> _Task directions_
Read through the entries below and return each line with the word "creek".

— start of Data lines —

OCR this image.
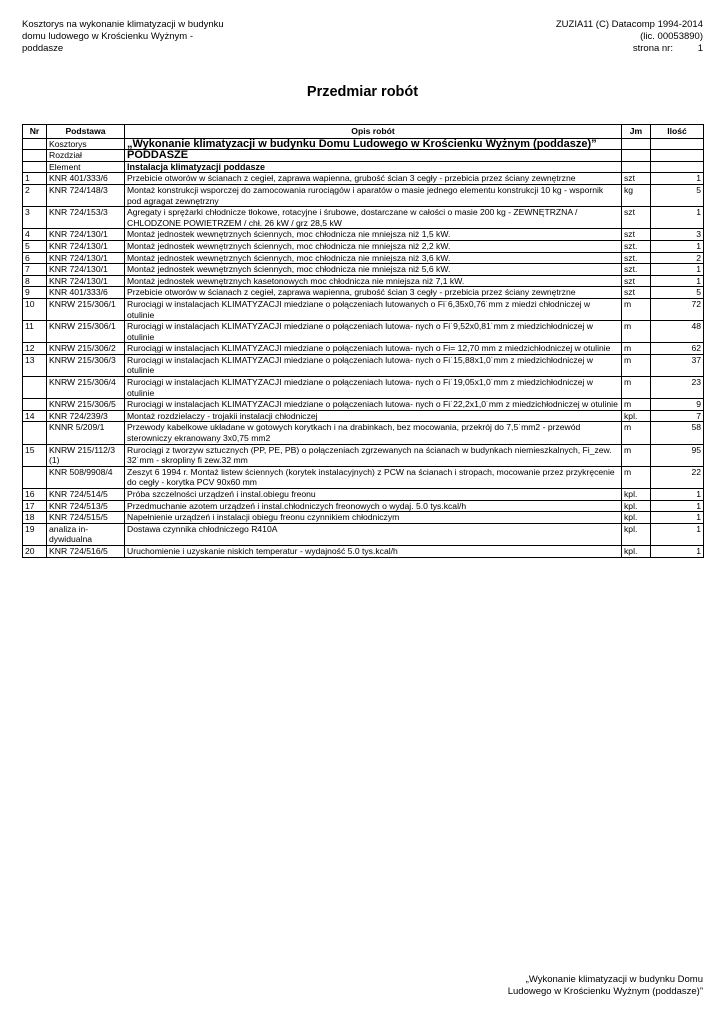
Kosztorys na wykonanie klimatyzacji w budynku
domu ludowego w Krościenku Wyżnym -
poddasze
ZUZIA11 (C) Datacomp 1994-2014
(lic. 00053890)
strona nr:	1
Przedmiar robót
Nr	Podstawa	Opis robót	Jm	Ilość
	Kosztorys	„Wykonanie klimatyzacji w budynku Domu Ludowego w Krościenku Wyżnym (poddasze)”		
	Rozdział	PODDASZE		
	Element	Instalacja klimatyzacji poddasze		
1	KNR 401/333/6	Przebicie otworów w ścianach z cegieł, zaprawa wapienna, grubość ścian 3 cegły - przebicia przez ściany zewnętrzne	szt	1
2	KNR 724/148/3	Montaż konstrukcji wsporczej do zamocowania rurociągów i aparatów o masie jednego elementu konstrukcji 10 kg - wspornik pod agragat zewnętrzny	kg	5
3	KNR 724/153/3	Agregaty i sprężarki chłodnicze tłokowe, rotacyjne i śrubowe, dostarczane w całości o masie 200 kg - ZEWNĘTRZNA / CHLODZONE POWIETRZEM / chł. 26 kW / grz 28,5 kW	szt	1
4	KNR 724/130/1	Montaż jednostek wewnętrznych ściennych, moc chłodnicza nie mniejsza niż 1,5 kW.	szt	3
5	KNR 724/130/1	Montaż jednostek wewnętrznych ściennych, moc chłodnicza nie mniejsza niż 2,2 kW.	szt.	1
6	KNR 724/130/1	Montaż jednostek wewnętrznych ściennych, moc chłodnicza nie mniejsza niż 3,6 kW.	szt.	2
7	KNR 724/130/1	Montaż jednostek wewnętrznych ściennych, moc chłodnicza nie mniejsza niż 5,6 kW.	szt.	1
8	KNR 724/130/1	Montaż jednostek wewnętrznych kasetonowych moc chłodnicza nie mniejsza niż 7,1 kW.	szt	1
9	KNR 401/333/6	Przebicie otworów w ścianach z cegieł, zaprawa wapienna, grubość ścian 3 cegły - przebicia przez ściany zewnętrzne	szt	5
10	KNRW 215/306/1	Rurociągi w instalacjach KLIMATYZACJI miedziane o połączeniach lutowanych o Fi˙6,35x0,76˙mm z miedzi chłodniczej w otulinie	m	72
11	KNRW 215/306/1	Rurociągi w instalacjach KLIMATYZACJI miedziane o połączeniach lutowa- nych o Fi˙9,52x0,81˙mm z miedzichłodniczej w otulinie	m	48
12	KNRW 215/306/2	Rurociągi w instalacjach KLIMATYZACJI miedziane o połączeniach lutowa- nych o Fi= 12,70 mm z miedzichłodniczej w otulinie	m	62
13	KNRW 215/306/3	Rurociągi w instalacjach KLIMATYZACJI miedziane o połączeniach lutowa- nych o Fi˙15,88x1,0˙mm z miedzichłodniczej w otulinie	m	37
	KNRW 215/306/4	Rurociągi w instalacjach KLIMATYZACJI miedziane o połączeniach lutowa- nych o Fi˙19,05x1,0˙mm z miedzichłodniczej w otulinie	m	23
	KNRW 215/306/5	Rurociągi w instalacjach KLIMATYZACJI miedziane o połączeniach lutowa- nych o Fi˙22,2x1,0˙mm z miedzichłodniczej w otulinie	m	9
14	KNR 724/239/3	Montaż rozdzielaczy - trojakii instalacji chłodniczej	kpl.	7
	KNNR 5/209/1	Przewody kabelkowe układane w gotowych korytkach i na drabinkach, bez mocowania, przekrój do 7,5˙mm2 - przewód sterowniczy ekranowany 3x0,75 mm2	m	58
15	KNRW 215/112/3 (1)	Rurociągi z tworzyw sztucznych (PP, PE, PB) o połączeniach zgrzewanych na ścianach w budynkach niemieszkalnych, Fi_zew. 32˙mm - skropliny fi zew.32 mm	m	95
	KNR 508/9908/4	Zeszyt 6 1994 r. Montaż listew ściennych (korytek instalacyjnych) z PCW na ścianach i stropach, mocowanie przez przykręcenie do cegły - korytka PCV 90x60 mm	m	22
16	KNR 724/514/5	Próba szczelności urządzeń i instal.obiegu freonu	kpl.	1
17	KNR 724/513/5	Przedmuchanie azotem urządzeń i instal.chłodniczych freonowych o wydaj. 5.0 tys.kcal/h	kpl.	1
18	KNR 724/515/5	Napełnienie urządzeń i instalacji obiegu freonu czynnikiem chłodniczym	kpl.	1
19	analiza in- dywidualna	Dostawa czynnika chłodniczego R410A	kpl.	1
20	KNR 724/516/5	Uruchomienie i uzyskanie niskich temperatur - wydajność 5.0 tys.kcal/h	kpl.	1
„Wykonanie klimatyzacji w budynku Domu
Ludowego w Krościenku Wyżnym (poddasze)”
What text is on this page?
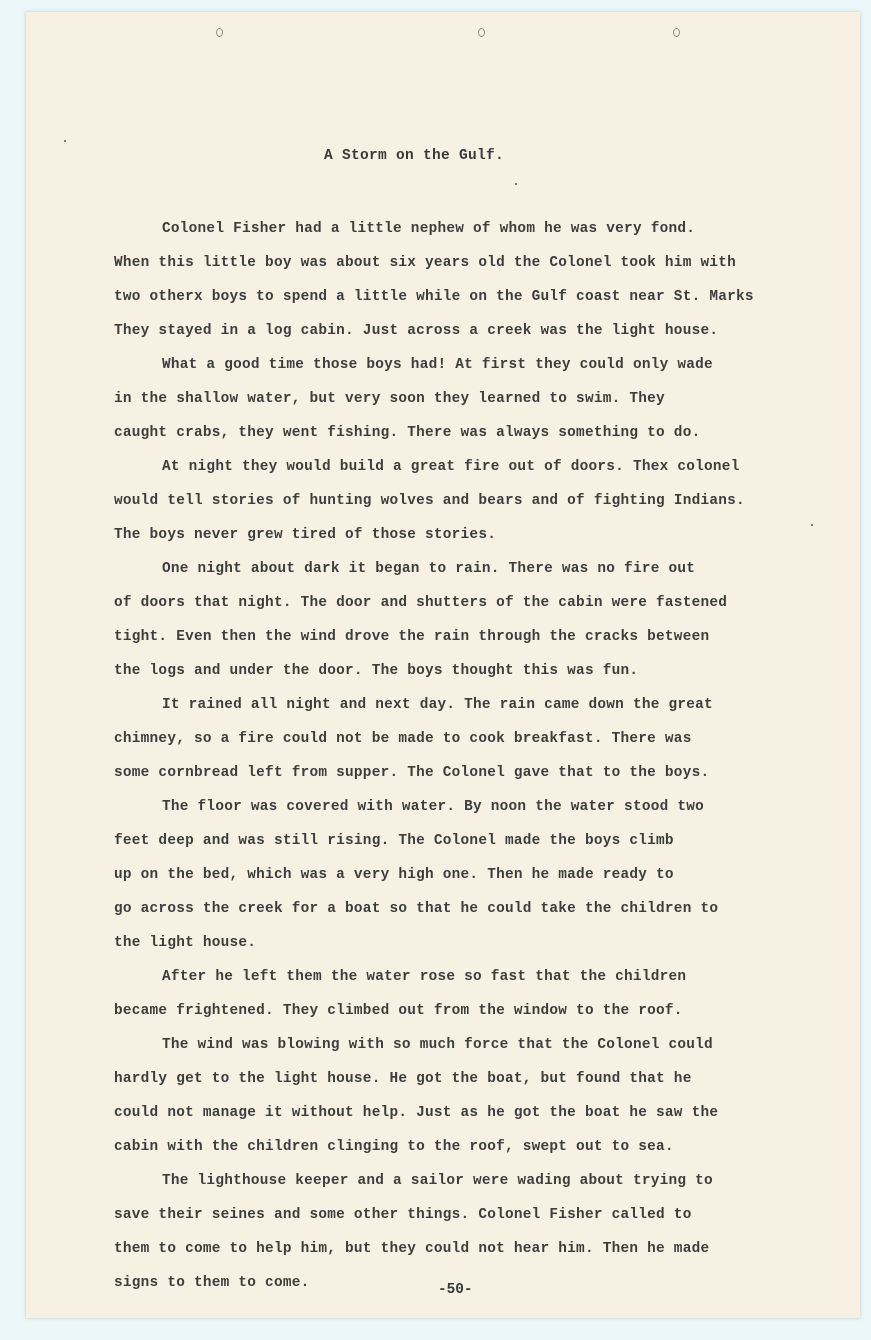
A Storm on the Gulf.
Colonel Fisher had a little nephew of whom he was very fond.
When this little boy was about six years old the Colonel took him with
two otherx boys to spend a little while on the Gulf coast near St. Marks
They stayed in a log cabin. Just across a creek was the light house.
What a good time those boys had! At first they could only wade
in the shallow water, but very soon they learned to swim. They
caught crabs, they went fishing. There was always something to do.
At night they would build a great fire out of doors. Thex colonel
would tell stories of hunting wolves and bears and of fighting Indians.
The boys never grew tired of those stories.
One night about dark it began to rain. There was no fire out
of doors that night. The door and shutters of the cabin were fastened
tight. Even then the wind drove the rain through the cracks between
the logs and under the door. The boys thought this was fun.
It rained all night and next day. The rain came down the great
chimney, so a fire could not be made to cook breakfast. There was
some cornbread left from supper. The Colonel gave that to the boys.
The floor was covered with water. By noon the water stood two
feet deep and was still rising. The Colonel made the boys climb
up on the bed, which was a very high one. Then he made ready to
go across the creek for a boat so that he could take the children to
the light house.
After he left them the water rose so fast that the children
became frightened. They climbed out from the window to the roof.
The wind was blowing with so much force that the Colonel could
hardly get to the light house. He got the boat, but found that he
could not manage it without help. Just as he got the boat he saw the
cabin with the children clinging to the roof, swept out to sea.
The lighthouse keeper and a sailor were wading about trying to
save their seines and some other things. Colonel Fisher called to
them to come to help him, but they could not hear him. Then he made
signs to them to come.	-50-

— end of Data lines —
— start of Data lines —

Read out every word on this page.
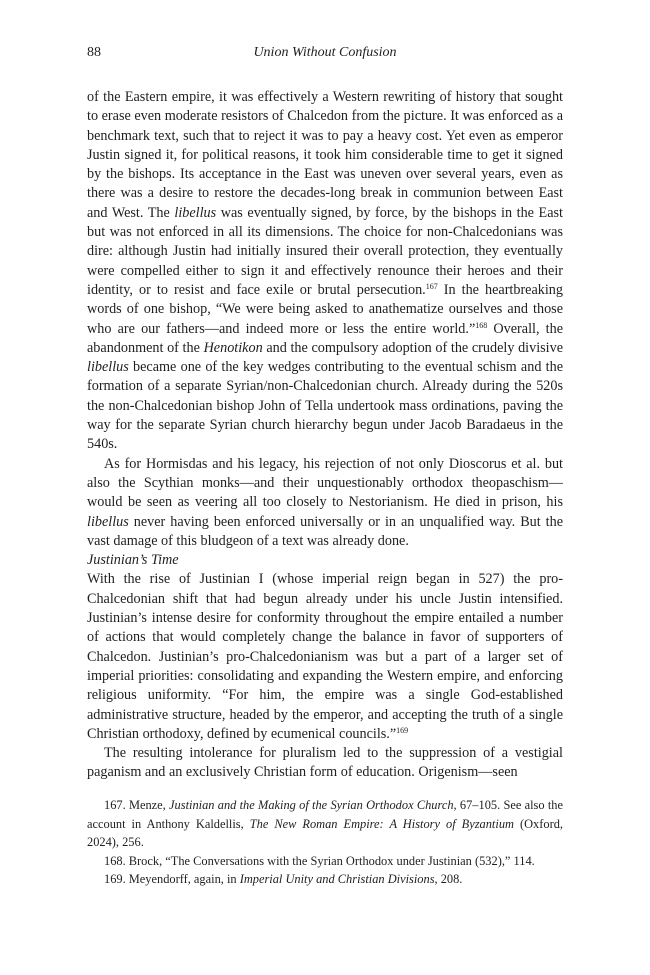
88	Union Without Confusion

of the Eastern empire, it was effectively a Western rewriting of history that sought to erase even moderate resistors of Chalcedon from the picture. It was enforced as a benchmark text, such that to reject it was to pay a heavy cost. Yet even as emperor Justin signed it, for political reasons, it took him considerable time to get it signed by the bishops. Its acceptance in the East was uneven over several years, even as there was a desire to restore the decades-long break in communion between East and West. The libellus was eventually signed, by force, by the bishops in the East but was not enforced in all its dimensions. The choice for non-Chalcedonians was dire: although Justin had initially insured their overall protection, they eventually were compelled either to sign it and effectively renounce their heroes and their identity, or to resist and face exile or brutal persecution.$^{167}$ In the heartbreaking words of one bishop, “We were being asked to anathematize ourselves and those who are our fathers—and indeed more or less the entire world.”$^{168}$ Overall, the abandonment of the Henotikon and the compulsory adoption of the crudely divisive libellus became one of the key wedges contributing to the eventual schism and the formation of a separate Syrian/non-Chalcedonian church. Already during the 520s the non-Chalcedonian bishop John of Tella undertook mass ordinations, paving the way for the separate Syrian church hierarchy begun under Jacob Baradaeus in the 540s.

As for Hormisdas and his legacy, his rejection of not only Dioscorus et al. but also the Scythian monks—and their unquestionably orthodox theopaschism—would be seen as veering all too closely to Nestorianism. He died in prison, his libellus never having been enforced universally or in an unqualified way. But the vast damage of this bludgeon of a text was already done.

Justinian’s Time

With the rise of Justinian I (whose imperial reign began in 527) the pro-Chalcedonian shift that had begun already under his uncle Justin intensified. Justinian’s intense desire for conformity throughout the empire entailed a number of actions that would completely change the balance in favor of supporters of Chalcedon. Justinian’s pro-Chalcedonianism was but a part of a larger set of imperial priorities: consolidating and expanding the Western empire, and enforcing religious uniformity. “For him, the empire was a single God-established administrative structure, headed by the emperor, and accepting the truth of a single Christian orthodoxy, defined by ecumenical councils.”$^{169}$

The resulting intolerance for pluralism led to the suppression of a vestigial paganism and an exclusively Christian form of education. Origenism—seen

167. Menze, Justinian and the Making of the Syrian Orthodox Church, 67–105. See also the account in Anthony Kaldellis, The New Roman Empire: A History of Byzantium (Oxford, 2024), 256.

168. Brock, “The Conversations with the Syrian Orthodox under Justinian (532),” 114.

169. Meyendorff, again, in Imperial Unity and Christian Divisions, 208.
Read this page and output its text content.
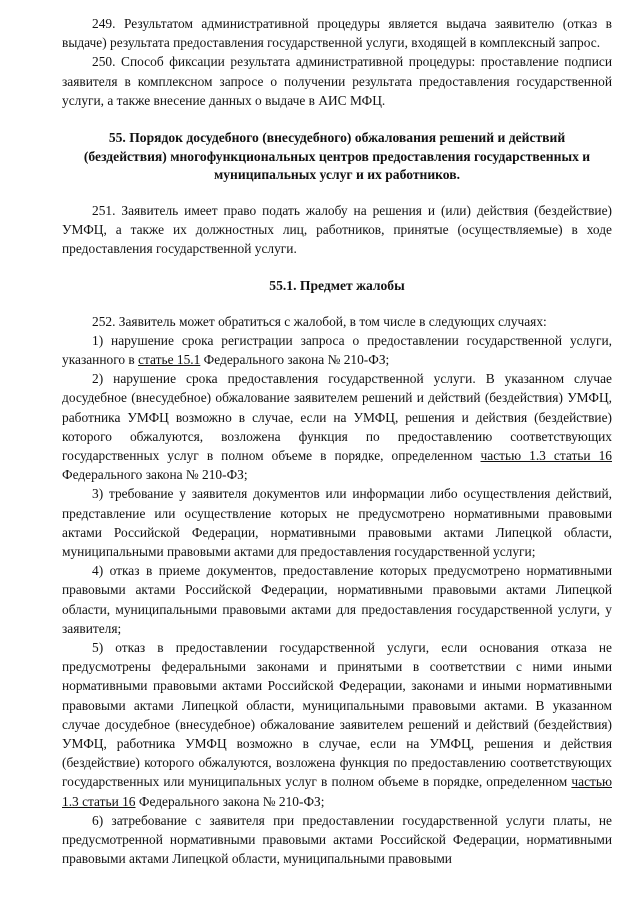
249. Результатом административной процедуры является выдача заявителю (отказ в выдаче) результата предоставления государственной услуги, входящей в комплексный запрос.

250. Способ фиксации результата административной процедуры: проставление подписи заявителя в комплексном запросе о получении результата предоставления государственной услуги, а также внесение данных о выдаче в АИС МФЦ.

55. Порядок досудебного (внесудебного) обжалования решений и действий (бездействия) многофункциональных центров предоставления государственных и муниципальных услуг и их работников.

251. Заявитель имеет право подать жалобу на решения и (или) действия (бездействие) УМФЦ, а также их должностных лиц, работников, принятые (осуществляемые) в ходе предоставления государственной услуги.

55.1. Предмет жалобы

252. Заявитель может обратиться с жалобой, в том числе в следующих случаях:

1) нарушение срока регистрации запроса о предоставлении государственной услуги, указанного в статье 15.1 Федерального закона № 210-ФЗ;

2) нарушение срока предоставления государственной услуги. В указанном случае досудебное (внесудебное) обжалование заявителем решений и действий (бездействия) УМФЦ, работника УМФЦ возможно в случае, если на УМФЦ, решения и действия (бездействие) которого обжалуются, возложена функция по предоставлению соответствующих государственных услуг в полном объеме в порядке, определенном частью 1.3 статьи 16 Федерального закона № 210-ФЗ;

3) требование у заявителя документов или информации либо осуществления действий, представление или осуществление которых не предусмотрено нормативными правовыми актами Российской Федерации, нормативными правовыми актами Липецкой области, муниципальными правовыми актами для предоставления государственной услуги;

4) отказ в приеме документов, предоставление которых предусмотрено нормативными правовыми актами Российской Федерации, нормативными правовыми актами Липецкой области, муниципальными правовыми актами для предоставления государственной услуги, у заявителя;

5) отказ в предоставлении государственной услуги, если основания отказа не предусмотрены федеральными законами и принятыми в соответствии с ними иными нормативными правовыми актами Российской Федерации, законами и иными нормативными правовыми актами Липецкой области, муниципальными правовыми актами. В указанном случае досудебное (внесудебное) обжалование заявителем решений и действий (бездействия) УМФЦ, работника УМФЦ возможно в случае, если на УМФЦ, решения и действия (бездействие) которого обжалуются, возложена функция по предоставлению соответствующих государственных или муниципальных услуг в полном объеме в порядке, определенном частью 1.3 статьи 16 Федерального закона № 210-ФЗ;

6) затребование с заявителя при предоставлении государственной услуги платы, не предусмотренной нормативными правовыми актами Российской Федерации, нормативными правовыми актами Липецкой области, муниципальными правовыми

— end of Data lines —

> _Result of this exercise_
They stayed in a log cabin. Just across a creek was the light house.
go across the creek for a boat so that he could take the children to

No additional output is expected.